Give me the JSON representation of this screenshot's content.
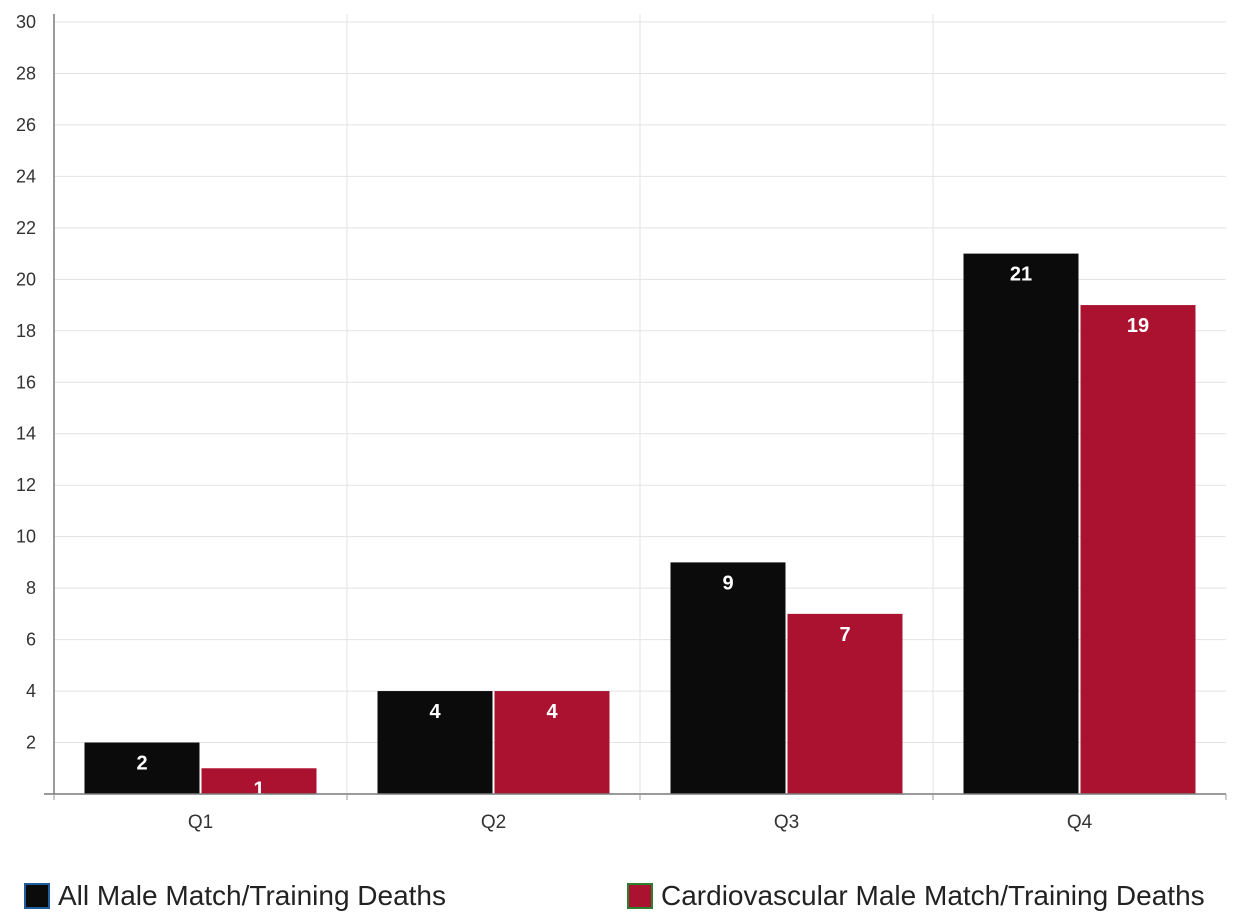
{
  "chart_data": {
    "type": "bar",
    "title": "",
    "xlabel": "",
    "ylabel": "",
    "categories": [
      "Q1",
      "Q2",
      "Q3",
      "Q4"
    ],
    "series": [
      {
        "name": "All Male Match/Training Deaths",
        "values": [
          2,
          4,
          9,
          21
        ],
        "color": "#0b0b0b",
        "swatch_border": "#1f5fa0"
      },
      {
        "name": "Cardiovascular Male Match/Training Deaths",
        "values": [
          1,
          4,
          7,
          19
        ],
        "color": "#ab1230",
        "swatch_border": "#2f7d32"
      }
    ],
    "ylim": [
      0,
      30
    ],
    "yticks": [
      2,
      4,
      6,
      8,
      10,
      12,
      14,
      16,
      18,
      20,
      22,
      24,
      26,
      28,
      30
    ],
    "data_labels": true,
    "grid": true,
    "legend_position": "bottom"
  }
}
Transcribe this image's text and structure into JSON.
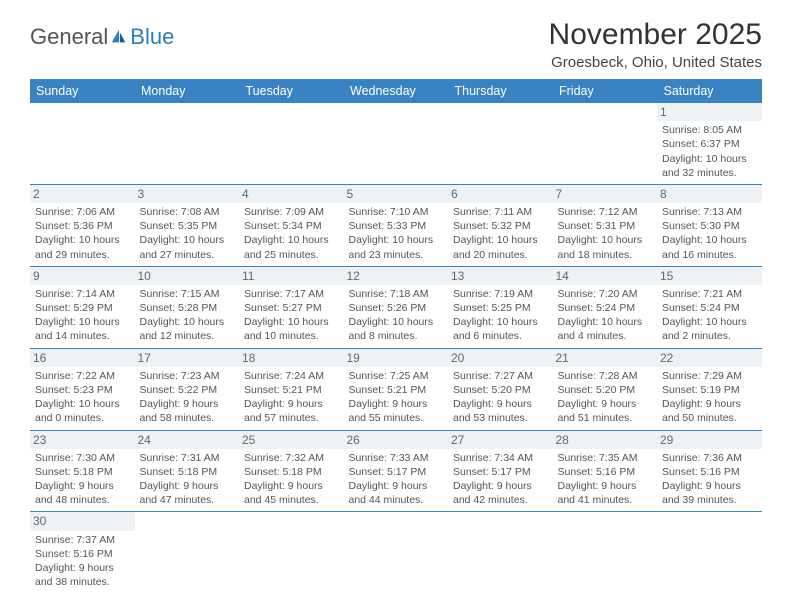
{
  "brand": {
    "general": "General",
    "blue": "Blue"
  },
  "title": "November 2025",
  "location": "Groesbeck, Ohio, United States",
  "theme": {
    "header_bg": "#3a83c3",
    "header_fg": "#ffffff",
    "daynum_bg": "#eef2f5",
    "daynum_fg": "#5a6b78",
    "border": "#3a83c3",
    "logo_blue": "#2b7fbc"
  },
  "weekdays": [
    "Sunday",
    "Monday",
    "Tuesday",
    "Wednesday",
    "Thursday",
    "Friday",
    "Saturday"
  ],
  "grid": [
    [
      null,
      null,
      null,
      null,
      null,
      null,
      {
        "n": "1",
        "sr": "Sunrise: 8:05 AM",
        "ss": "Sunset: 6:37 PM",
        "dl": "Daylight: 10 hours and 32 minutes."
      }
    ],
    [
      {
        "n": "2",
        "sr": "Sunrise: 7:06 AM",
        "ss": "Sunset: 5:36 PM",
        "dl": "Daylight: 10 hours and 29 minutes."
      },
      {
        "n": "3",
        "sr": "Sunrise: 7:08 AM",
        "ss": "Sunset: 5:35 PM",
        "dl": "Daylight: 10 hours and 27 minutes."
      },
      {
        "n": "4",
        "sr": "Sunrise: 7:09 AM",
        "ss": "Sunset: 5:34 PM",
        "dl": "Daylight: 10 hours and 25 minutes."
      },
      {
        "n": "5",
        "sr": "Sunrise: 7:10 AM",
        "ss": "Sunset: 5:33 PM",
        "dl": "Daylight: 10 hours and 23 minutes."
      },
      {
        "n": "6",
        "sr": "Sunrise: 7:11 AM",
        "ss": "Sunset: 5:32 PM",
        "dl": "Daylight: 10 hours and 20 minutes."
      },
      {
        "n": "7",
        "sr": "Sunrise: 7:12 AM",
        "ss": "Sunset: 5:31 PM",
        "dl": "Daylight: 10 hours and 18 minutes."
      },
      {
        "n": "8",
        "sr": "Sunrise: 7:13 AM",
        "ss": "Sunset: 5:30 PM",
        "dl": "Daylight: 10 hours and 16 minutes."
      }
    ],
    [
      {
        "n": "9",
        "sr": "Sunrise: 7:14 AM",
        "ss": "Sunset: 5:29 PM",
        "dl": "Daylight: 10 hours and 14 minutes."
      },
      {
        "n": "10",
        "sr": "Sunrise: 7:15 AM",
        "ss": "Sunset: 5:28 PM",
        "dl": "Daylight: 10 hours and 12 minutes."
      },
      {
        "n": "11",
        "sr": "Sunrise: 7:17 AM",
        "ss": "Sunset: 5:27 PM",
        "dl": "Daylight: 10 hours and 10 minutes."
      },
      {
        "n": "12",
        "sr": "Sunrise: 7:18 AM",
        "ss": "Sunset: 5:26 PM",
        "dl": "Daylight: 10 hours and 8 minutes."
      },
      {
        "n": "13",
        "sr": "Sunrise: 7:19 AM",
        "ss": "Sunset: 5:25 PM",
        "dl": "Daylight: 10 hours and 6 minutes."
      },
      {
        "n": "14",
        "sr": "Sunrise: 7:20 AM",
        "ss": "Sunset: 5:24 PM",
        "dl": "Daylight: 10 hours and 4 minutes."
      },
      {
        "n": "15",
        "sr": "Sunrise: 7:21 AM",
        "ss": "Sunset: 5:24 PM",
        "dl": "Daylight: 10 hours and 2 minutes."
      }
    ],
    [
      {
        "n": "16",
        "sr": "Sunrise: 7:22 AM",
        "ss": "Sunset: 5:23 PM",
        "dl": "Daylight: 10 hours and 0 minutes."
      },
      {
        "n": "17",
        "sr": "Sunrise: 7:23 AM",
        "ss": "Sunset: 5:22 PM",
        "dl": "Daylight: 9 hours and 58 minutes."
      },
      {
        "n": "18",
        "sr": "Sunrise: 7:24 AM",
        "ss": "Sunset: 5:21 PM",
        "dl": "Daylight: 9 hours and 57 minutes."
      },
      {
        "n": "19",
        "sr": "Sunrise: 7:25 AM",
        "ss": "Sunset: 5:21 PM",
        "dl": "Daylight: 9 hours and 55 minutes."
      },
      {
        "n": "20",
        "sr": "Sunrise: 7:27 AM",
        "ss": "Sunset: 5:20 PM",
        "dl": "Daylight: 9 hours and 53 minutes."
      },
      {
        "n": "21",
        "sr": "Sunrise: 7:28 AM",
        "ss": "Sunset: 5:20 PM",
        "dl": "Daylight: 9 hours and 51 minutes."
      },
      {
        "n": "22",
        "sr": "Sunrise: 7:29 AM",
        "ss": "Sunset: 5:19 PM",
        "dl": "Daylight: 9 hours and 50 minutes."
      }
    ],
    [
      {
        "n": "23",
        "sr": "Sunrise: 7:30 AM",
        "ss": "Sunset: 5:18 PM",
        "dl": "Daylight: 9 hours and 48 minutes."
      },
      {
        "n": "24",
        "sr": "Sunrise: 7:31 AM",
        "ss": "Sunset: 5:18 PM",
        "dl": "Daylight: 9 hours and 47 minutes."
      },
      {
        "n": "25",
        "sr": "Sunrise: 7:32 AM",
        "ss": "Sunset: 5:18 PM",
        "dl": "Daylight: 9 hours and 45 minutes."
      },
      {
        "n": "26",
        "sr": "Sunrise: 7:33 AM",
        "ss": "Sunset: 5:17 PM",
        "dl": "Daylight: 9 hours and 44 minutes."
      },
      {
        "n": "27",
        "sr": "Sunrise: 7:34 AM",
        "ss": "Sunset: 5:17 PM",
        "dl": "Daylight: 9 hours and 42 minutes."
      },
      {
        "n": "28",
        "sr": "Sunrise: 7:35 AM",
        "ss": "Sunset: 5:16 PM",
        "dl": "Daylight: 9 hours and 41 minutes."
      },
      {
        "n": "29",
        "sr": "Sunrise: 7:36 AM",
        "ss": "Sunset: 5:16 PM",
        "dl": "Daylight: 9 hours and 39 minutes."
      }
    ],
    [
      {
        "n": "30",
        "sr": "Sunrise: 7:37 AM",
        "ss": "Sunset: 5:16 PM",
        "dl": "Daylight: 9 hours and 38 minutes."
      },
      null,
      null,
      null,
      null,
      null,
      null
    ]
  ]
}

────────────────────────────────────────

GIVEN PROBLEM:
The data should be printed again unchanged; leave its pictures out.

RESULT OF THIS TASK:
Give me the JSON representation of this screenshot's content.
{
  "chart_data": {
    "type": "bar",
    "title": "",
    "xlabel": "",
    "ylabel": "",
    "categories": [
      "Q1",
      "Q2",
      "Q3",
      "Q4"
    ],
    "series": [
      {
        "name": "All Male Match/Training Deaths",
        "values": [
          2,
          4,
          9,
          21
        ],
        "color": "#0b0b0b",
        "swatch_border": "#1f5fa0"
      },
      {
        "name": "Cardiovascular Male Match/Training Deaths",
        "values": [
          1,
          4,
          7,
          19
        ],
        "color": "#ab1230",
        "swatch_border": "#2f7d32"
      }
    ],
    "ylim": [
      0,
      30
    ],
    "yticks": [
      2,
      4,
      6,
      8,
      10,
      12,
      14,
      16,
      18,
      20,
      22,
      24,
      26,
      28,
      30
    ],
    "data_labels": true,
    "grid": true,
    "legend_position": "bottom"
  }
}
Transcribe this image's text and structure into JSON.
{
  "brand": {
    "general": "General",
    "blue": "Blue"
  },
  "title": "November 2025",
  "location": "Groesbeck, Ohio, United States",
  "theme": {
    "header_bg": "#3a83c3",
    "header_fg": "#ffffff",
    "daynum_bg": "#eef2f5",
    "daynum_fg": "#5a6b78",
    "border": "#3a83c3",
    "logo_blue": "#2b7fbc"
  },
  "weekdays": [
    "Sunday",
    "Monday",
    "Tuesday",
    "Wednesday",
    "Thursday",
    "Friday",
    "Saturday"
  ],
  "grid": [
    [
      null,
      null,
      null,
      null,
      null,
      null,
      {
        "n": "1",
        "sr": "Sunrise: 8:05 AM",
        "ss": "Sunset: 6:37 PM",
        "dl": "Daylight: 10 hours and 32 minutes."
      }
    ],
    [
      {
        "n": "2",
        "sr": "Sunrise: 7:06 AM",
        "ss": "Sunset: 5:36 PM",
        "dl": "Daylight: 10 hours and 29 minutes."
      },
      {
        "n": "3",
        "sr": "Sunrise: 7:08 AM",
        "ss": "Sunset: 5:35 PM",
        "dl": "Daylight: 10 hours and 27 minutes."
      },
      {
        "n": "4",
        "sr": "Sunrise: 7:09 AM",
        "ss": "Sunset: 5:34 PM",
        "dl": "Daylight: 10 hours and 25 minutes."
      },
      {
        "n": "5",
        "sr": "Sunrise: 7:10 AM",
        "ss": "Sunset: 5:33 PM",
        "dl": "Daylight: 10 hours and 23 minutes."
      },
      {
        "n": "6",
        "sr": "Sunrise: 7:11 AM",
        "ss": "Sunset: 5:32 PM",
        "dl": "Daylight: 10 hours and 20 minutes."
      },
      {
        "n": "7",
        "sr": "Sunrise: 7:12 AM",
        "ss": "Sunset: 5:31 PM",
        "dl": "Daylight: 10 hours and 18 minutes."
      },
      {
        "n": "8",
        "sr": "Sunrise: 7:13 AM",
        "ss": "Sunset: 5:30 PM",
        "dl": "Daylight: 10 hours and 16 minutes."
      }
    ],
    [
      {
        "n": "9",
        "sr": "Sunrise: 7:14 AM",
        "ss": "Sunset: 5:29 PM",
        "dl": "Daylight: 10 hours and 14 minutes."
      },
      {
        "n": "10",
        "sr": "Sunrise: 7:15 AM",
        "ss": "Sunset: 5:28 PM",
        "dl": "Daylight: 10 hours and 12 minutes."
      },
      {
        "n": "11",
        "sr": "Sunrise: 7:17 AM",
        "ss": "Sunset: 5:27 PM",
        "dl": "Daylight: 10 hours and 10 minutes."
      },
      {
        "n": "12",
        "sr": "Sunrise: 7:18 AM",
        "ss": "Sunset: 5:26 PM",
        "dl": "Daylight: 10 hours and 8 minutes."
      },
      {
        "n": "13",
        "sr": "Sunrise: 7:19 AM",
        "ss": "Sunset: 5:25 PM",
        "dl": "Daylight: 10 hours and 6 minutes."
      },
      {
        "n": "14",
        "sr": "Sunrise: 7:20 AM",
        "ss": "Sunset: 5:24 PM",
        "dl": "Daylight: 10 hours and 4 minutes."
      },
      {
        "n": "15",
        "sr": "Sunrise: 7:21 AM",
        "ss": "Sunset: 5:24 PM",
        "dl": "Daylight: 10 hours and 2 minutes."
      }
    ],
    [
      {
        "n": "16",
        "sr": "Sunrise: 7:22 AM",
        "ss": "Sunset: 5:23 PM",
        "dl": "Daylight: 10 hours and 0 minutes."
      },
      {
        "n": "17",
        "sr": "Sunrise: 7:23 AM",
        "ss": "Sunset: 5:22 PM",
        "dl": "Daylight: 9 hours and 58 minutes."
      },
      {
        "n": "18",
        "sr": "Sunrise: 7:24 AM",
        "ss": "Sunset: 5:21 PM",
        "dl": "Daylight: 9 hours and 57 minutes."
      },
      {
        "n": "19",
        "sr": "Sunrise: 7:25 AM",
        "ss": "Sunset: 5:21 PM",
        "dl": "Daylight: 9 hours and 55 minutes."
      },
      {
        "n": "20",
        "sr": "Sunrise: 7:27 AM",
        "ss": "Sunset: 5:20 PM",
        "dl": "Daylight: 9 hours and 53 minutes."
      },
      {
        "n": "21",
        "sr": "Sunrise: 7:28 AM",
        "ss": "Sunset: 5:20 PM",
        "dl": "Daylight: 9 hours and 51 minutes."
      },
      {
        "n": "22",
        "sr": "Sunrise: 7:29 AM",
        "ss": "Sunset: 5:19 PM",
        "dl": "Daylight: 9 hours and 50 minutes."
      }
    ],
    [
      {
        "n": "23",
        "sr": "Sunrise: 7:30 AM",
        "ss": "Sunset: 5:18 PM",
        "dl": "Daylight: 9 hours and 48 minutes."
      },
      {
        "n": "24",
        "sr": "Sunrise: 7:31 AM",
        "ss": "Sunset: 5:18 PM",
        "dl": "Daylight: 9 hours and 47 minutes."
      },
      {
        "n": "25",
        "sr": "Sunrise: 7:32 AM",
        "ss": "Sunset: 5:18 PM",
        "dl": "Daylight: 9 hours and 45 minutes."
      },
      {
        "n": "26",
        "sr": "Sunrise: 7:33 AM",
        "ss": "Sunset: 5:17 PM",
        "dl": "Daylight: 9 hours and 44 minutes."
      },
      {
        "n": "27",
        "sr": "Sunrise: 7:34 AM",
        "ss": "Sunset: 5:17 PM",
        "dl": "Daylight: 9 hours and 42 minutes."
      },
      {
        "n": "28",
        "sr": "Sunrise: 7:35 AM",
        "ss": "Sunset: 5:16 PM",
        "dl": "Daylight: 9 hours and 41 minutes."
      },
      {
        "n": "29",
        "sr": "Sunrise: 7:36 AM",
        "ss": "Sunset: 5:16 PM",
        "dl": "Daylight: 9 hours and 39 minutes."
      }
    ],
    [
      {
        "n": "30",
        "sr": "Sunrise: 7:37 AM",
        "ss": "Sunset: 5:16 PM",
        "dl": "Daylight: 9 hours and 38 minutes."
      },
      null,
      null,
      null,
      null,
      null,
      null
    ]
  ]
}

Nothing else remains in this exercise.